# WORK REQUIRED
Scan the data for "name" and copy the lines it appears in.
* START THE RECORDS *
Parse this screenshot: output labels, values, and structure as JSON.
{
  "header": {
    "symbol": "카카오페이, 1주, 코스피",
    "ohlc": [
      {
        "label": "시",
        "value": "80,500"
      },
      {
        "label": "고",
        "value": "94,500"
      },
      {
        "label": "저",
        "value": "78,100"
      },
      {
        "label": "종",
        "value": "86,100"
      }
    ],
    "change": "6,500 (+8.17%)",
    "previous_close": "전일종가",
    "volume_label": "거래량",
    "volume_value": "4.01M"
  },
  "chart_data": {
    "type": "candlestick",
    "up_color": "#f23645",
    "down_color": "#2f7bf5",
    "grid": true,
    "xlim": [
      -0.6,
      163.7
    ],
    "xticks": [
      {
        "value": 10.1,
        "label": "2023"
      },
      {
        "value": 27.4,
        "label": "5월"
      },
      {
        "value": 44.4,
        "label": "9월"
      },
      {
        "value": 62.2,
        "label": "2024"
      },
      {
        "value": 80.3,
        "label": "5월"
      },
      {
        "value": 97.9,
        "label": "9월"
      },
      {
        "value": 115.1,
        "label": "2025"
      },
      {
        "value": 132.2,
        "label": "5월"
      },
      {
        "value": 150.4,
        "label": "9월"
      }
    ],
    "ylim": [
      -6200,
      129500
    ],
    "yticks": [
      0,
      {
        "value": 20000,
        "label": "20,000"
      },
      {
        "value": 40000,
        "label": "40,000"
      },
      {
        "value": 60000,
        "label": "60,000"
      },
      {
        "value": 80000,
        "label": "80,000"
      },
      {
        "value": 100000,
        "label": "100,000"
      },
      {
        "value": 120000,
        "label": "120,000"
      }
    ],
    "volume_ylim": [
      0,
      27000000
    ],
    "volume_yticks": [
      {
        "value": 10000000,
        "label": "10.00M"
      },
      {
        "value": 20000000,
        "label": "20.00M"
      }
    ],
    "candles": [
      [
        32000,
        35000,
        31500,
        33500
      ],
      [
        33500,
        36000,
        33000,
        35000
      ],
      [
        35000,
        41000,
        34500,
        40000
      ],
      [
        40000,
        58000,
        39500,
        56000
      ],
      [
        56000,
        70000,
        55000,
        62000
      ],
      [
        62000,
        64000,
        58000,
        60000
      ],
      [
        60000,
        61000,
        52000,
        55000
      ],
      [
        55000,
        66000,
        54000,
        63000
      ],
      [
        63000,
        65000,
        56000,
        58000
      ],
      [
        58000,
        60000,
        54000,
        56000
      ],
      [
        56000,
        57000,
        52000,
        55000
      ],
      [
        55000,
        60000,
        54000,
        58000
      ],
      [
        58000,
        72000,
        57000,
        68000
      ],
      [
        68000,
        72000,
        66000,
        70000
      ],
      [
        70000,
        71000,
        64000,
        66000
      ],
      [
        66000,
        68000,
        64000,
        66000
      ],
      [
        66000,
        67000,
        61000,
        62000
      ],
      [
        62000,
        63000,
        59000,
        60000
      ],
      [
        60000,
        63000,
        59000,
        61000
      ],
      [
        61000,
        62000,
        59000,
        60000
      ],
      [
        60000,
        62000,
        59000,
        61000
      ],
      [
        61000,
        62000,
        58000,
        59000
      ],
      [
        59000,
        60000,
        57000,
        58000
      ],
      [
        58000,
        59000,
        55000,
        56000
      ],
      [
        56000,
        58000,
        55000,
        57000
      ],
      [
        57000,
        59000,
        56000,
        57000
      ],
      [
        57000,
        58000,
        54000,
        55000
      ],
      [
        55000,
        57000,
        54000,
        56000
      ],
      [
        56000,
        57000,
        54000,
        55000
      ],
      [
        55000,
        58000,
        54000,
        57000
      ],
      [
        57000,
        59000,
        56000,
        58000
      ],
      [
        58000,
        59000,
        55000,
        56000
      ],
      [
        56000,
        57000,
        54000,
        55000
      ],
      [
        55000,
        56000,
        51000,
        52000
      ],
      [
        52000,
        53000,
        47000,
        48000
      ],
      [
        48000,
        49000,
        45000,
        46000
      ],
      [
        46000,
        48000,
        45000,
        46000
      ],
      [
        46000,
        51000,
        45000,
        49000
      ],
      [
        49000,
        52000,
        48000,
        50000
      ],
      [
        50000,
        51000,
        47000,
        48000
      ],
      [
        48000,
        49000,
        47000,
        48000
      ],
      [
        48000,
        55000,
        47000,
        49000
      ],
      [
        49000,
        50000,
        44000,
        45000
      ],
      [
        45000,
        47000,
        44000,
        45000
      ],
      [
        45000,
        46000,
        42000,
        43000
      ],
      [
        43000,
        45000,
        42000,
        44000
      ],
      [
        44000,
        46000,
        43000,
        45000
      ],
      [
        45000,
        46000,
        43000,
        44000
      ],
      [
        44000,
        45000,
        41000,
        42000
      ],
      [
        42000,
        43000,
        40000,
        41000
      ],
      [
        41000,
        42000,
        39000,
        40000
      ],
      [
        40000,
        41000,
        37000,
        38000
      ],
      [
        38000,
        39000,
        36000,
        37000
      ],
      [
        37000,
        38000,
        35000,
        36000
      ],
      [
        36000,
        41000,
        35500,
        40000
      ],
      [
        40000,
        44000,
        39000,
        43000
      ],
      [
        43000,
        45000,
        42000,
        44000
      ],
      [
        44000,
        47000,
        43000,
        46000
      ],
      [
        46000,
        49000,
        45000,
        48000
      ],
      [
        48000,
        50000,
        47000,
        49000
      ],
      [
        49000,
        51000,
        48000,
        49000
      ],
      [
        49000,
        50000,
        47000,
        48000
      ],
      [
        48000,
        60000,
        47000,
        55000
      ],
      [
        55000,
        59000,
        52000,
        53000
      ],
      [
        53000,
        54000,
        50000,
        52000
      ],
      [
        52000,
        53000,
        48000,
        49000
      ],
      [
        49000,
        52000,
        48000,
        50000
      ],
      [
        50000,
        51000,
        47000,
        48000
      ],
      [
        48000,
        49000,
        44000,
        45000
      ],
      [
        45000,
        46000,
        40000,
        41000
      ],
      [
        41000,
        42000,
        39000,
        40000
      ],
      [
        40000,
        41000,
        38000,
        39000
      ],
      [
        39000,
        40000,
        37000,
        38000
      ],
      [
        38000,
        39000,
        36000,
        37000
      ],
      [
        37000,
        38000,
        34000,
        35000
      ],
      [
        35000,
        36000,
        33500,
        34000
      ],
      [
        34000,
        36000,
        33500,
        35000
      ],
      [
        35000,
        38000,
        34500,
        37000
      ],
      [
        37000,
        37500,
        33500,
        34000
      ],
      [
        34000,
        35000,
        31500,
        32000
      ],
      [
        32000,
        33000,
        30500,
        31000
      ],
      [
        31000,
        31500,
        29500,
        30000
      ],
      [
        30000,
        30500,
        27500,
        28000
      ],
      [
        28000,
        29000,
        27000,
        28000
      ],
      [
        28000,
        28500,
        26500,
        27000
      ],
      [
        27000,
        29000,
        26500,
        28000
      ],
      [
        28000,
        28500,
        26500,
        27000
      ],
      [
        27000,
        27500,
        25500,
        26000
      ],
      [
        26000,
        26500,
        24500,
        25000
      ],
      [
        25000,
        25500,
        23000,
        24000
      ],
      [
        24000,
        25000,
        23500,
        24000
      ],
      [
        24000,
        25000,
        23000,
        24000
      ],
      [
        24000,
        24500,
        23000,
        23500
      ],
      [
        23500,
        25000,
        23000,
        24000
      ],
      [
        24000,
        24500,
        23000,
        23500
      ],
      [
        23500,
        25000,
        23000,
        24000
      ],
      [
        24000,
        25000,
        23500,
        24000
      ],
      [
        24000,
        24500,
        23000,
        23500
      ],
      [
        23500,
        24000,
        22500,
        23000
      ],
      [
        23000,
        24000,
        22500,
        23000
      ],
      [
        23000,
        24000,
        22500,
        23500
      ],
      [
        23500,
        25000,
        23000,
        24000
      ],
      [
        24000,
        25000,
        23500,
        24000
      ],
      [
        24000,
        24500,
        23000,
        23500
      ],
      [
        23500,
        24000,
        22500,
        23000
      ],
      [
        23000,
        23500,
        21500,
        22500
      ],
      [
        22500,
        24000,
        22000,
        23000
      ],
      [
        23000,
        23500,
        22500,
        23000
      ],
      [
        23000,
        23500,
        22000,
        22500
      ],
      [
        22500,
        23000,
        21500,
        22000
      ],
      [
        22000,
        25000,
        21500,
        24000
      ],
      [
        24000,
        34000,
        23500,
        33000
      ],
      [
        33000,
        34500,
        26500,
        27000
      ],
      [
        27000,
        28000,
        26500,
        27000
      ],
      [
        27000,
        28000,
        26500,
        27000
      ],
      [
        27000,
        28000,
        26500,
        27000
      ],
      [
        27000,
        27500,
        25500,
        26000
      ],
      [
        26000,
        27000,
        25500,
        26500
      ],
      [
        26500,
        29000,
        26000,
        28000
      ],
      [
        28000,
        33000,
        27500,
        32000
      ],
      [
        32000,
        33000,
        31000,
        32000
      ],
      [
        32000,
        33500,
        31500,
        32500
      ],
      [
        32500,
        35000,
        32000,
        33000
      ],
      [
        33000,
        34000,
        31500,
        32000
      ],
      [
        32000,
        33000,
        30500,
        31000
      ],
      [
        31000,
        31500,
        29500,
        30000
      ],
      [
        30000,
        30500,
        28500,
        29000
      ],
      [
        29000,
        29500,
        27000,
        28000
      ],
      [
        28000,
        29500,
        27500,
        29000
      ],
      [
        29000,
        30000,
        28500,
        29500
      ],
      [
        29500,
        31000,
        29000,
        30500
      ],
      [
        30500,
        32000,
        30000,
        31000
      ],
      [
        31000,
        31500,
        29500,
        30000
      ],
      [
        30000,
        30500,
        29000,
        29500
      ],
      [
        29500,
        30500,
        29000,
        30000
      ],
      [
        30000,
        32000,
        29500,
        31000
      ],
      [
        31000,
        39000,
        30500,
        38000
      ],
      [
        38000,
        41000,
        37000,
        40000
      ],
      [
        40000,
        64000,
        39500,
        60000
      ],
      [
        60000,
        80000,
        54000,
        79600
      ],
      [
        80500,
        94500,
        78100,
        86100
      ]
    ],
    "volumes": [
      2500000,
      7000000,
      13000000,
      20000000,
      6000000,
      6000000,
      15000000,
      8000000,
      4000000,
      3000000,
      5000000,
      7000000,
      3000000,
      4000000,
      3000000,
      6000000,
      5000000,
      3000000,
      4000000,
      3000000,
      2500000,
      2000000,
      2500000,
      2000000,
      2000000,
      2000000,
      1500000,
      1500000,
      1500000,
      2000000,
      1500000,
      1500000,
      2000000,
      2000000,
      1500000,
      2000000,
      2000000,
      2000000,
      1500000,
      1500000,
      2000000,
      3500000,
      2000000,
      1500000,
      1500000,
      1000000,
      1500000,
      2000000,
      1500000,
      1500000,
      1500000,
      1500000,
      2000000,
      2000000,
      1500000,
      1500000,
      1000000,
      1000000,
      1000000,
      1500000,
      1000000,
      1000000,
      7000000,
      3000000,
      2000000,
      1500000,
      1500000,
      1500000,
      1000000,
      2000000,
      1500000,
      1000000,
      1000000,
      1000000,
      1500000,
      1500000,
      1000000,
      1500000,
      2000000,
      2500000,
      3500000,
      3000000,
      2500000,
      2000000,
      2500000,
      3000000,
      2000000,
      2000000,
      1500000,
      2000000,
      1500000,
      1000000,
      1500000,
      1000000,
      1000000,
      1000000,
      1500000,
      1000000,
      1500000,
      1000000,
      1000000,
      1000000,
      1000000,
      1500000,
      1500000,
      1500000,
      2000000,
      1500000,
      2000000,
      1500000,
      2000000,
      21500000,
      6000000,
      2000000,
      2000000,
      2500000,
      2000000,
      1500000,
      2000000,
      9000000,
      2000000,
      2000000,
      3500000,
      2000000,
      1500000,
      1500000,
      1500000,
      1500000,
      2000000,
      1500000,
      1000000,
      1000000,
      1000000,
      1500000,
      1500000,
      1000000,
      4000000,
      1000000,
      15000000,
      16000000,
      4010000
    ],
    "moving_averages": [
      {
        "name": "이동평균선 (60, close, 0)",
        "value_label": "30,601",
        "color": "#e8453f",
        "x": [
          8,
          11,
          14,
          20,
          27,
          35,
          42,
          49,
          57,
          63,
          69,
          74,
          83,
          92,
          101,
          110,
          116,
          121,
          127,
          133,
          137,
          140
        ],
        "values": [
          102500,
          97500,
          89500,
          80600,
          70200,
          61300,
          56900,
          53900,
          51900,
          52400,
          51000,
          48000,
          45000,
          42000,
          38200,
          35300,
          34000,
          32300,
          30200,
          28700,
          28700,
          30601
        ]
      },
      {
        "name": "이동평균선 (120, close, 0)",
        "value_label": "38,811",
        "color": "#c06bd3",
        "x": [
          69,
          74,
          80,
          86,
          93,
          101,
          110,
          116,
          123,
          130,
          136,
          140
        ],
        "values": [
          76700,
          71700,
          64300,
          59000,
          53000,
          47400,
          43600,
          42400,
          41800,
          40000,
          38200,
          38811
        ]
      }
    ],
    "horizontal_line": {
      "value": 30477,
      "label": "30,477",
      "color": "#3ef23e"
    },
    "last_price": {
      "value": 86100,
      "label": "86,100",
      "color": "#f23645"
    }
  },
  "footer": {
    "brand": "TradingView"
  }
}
* END THE RECORDS *
# OUTPUT OF THE TASK
        "name": "이동평균선 (60, close, 0)",
        "name": "이동평균선 (120, close, 0)",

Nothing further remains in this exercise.